**INPUT:**
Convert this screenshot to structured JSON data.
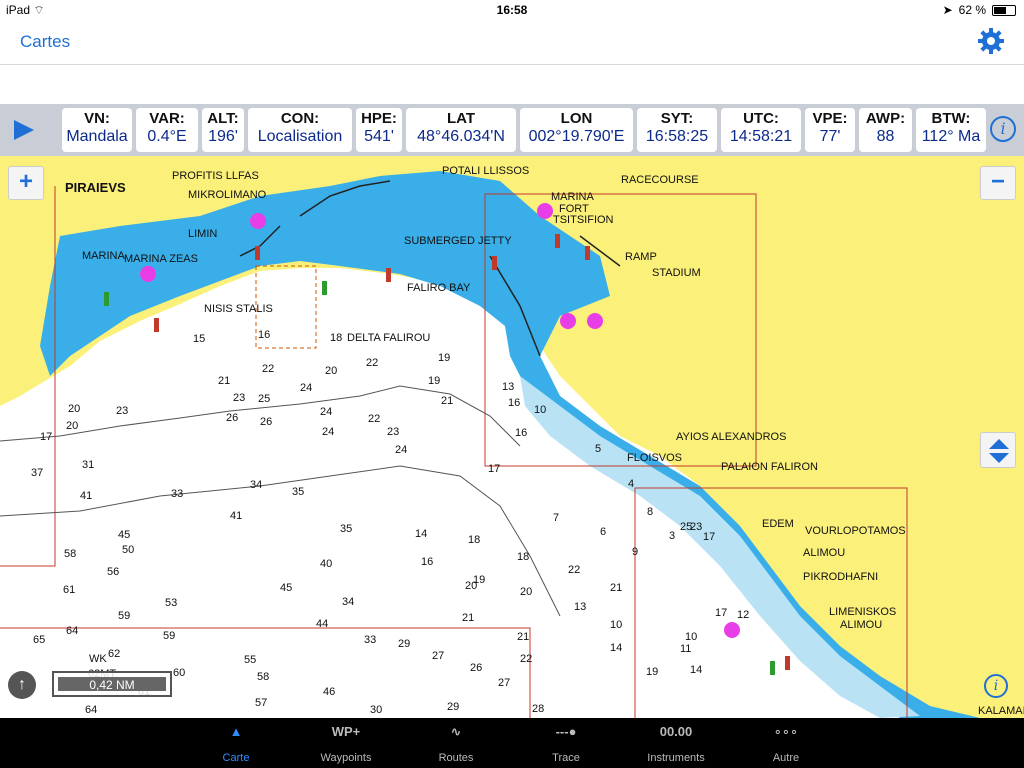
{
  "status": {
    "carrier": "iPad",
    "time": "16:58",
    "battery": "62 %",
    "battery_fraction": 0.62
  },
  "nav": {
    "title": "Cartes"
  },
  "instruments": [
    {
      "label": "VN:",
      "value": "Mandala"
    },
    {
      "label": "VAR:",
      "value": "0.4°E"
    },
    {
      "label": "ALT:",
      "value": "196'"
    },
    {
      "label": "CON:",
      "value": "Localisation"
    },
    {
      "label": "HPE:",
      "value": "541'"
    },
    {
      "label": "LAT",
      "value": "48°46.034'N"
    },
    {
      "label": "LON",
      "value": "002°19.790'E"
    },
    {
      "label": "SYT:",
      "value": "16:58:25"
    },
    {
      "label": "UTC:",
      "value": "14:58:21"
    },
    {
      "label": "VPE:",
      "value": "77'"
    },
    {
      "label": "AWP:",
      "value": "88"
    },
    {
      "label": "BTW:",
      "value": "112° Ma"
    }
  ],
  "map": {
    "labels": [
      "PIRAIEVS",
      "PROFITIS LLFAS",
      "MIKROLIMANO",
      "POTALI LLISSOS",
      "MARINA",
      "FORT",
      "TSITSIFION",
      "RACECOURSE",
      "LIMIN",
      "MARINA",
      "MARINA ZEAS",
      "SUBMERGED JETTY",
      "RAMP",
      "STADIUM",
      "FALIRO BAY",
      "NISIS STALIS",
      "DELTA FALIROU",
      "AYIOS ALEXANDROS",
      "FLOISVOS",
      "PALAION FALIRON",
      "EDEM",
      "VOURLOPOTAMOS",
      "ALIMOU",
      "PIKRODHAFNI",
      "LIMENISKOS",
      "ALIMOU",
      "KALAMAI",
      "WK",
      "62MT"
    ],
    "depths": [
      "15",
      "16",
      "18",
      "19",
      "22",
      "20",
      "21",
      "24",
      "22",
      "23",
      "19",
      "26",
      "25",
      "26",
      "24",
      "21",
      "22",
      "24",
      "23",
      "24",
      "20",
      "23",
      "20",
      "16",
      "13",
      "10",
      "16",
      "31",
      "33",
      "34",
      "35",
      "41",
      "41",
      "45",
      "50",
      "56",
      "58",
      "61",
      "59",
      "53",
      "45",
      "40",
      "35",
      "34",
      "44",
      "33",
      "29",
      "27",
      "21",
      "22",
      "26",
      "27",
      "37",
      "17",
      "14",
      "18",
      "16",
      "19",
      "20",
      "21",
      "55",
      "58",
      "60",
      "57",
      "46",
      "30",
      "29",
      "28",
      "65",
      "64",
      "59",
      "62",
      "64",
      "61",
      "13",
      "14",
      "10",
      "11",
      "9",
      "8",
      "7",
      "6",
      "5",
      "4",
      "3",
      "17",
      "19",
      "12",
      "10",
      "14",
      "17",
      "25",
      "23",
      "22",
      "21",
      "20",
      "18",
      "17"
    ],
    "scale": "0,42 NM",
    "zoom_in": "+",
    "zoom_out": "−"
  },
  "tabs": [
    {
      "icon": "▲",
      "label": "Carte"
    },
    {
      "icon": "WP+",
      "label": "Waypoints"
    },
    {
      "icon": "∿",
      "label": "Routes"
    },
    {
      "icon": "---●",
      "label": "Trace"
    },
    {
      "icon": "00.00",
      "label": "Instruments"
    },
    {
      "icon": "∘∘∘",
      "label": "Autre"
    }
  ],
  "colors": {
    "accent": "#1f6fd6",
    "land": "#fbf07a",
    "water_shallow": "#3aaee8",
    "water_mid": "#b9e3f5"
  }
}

==

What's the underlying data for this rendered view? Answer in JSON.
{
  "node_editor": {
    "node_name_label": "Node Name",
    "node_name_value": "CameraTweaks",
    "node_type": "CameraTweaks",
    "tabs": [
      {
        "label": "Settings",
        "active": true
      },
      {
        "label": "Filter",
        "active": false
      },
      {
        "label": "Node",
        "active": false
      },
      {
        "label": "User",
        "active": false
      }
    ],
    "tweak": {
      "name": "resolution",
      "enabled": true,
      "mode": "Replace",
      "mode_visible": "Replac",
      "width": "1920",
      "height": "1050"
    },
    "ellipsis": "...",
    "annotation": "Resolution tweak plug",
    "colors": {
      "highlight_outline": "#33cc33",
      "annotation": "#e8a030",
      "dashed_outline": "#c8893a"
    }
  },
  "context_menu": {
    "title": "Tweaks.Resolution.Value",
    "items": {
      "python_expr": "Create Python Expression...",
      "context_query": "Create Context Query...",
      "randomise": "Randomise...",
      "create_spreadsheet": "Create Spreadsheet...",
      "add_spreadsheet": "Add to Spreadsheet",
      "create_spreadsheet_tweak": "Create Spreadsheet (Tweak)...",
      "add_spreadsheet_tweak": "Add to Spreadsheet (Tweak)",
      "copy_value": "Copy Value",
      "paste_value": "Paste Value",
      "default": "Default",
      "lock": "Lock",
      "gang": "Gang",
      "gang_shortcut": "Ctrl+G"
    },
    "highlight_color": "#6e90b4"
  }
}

**WHAT IS BEING ASKED:**
Among the lines above, count those containing the word "title" and give nothing but the result.

**TASK RESPONSE:**
2